* [OBJECTIVE] Return all the data below as it stands, minus the pictures.

* [GIVEN RECORDS]
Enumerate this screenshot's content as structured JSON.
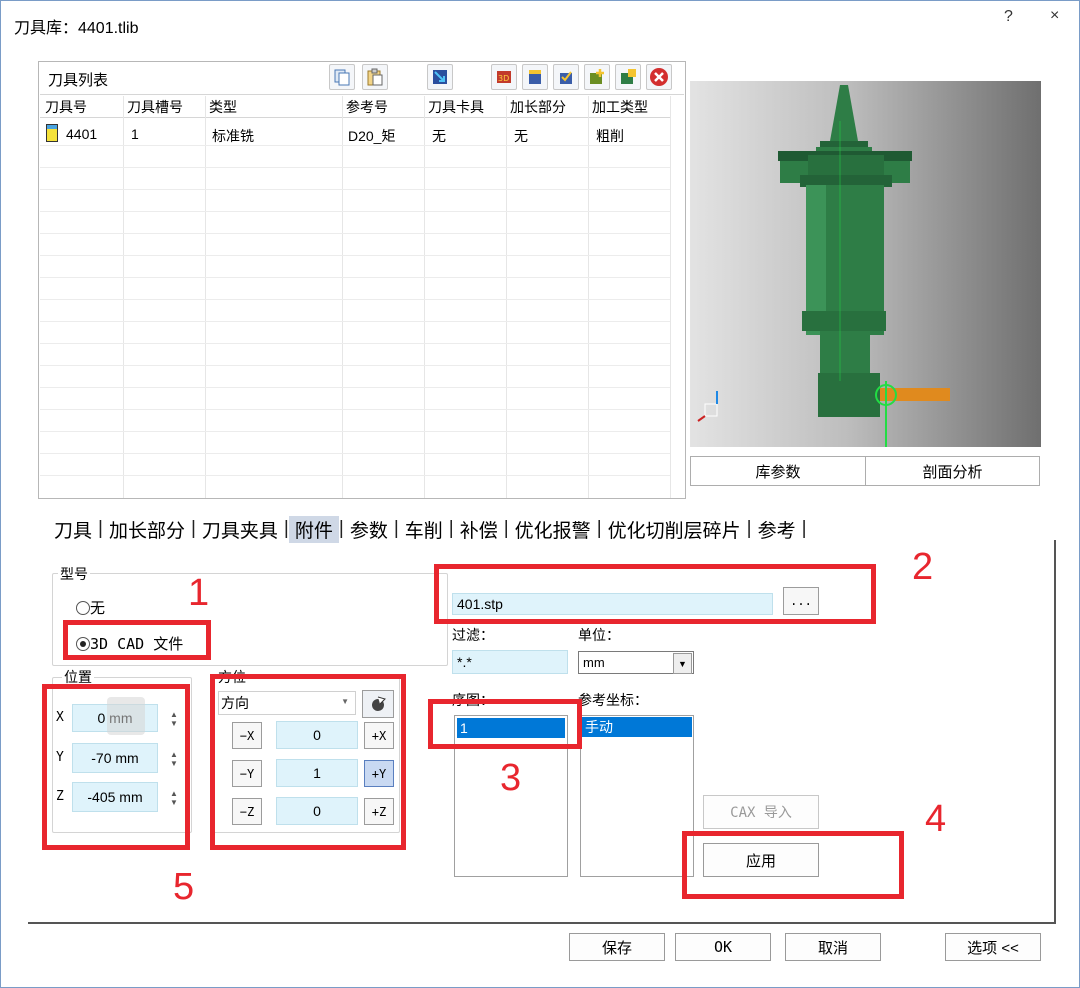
{
  "window": {
    "title": "刀具库：4401.tlib",
    "help": "?",
    "close": "×"
  },
  "tool_list": {
    "title": "刀具列表",
    "columns": [
      "刀具号",
      "刀具槽号",
      "类型",
      "参考号",
      "刀具卡具",
      "加长部分",
      "加工类型"
    ],
    "rows": [
      {
        "number": "4401",
        "slot": "1",
        "type": "标准铣",
        "ref": "D20_矩",
        "holder": "无",
        "extension": "无",
        "machining": "粗削"
      }
    ]
  },
  "preview_buttons": {
    "lib_params": "库参数",
    "section_analysis": "剖面分析"
  },
  "tabs": [
    "刀具",
    "加长部分",
    "刀具夹具",
    "附件",
    "参数",
    "车削",
    "补偿",
    "优化报警",
    "优化切削层碎片",
    "参考"
  ],
  "active_tab": "附件",
  "model_group": {
    "label": "型号",
    "opt_none": "无",
    "opt_cad": "3D CAD 文件"
  },
  "file": {
    "value": "401.stp",
    "browse": "...",
    "filter_label": "过滤：",
    "filter_value": "*.*",
    "unit_label": "单位：",
    "unit_value": "mm"
  },
  "position": {
    "label": "位置",
    "x_label": "X",
    "x_value": "0 mm",
    "y_label": "Y",
    "y_value": "-70 mm",
    "z_label": "Z",
    "z_value": "-405 mm"
  },
  "orientation": {
    "label": "方位",
    "mode": "方向",
    "minus_x": "−X",
    "x_value": "0",
    "plus_x": "+X",
    "minus_y": "−Y",
    "y_value": "1",
    "plus_y": "+Y",
    "minus_z": "−Z",
    "z_value": "0",
    "plus_z": "+Z"
  },
  "sequence": {
    "label": "序图：",
    "items": [
      "1"
    ]
  },
  "ref_coord": {
    "label": "参考坐标：",
    "items": [
      "手动"
    ]
  },
  "buttons": {
    "cax_import": "CAX 导入",
    "apply": "应用",
    "save": "保存",
    "ok": "OK",
    "cancel": "取消",
    "options": "选项 <<"
  },
  "annotations": [
    "1",
    "2",
    "3",
    "4",
    "5"
  ],
  "colors": {
    "highlight": "#e8262e",
    "selection": "#0078d7",
    "field": "#dff3fb",
    "tool_green": "#2e7d46",
    "axis_orange": "#e08a1e"
  }
}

* [ANSWER TO THIS TASK]
Enumerate this screenshot's content as structured JSON.
{
  "window": {
    "title": "刀具库：4401.tlib",
    "help": "?",
    "close": "×"
  },
  "tool_list": {
    "title": "刀具列表",
    "columns": [
      "刀具号",
      "刀具槽号",
      "类型",
      "参考号",
      "刀具卡具",
      "加长部分",
      "加工类型"
    ],
    "rows": [
      {
        "number": "4401",
        "slot": "1",
        "type": "标准铣",
        "ref": "D20_矩",
        "holder": "无",
        "extension": "无",
        "machining": "粗削"
      }
    ]
  },
  "preview_buttons": {
    "lib_params": "库参数",
    "section_analysis": "剖面分析"
  },
  "tabs": [
    "刀具",
    "加长部分",
    "刀具夹具",
    "附件",
    "参数",
    "车削",
    "补偿",
    "优化报警",
    "优化切削层碎片",
    "参考"
  ],
  "active_tab": "附件",
  "model_group": {
    "label": "型号",
    "opt_none": "无",
    "opt_cad": "3D CAD 文件"
  },
  "file": {
    "value": "401.stp",
    "browse": "...",
    "filter_label": "过滤：",
    "filter_value": "*.*",
    "unit_label": "单位：",
    "unit_value": "mm"
  },
  "position": {
    "label": "位置",
    "x_label": "X",
    "x_value": "0 mm",
    "y_label": "Y",
    "y_value": "-70 mm",
    "z_label": "Z",
    "z_value": "-405 mm"
  },
  "orientation": {
    "label": "方位",
    "mode": "方向",
    "minus_x": "−X",
    "x_value": "0",
    "plus_x": "+X",
    "minus_y": "−Y",
    "y_value": "1",
    "plus_y": "+Y",
    "minus_z": "−Z",
    "z_value": "0",
    "plus_z": "+Z"
  },
  "sequence": {
    "label": "序图：",
    "items": [
      "1"
    ]
  },
  "ref_coord": {
    "label": "参考坐标：",
    "items": [
      "手动"
    ]
  },
  "buttons": {
    "cax_import": "CAX 导入",
    "apply": "应用",
    "save": "保存",
    "ok": "OK",
    "cancel": "取消",
    "options": "选项 <<"
  },
  "annotations": [
    "1",
    "2",
    "3",
    "4",
    "5"
  ],
  "colors": {
    "highlight": "#e8262e",
    "selection": "#0078d7",
    "field": "#dff3fb",
    "tool_green": "#2e7d46",
    "axis_orange": "#e08a1e"
  }
}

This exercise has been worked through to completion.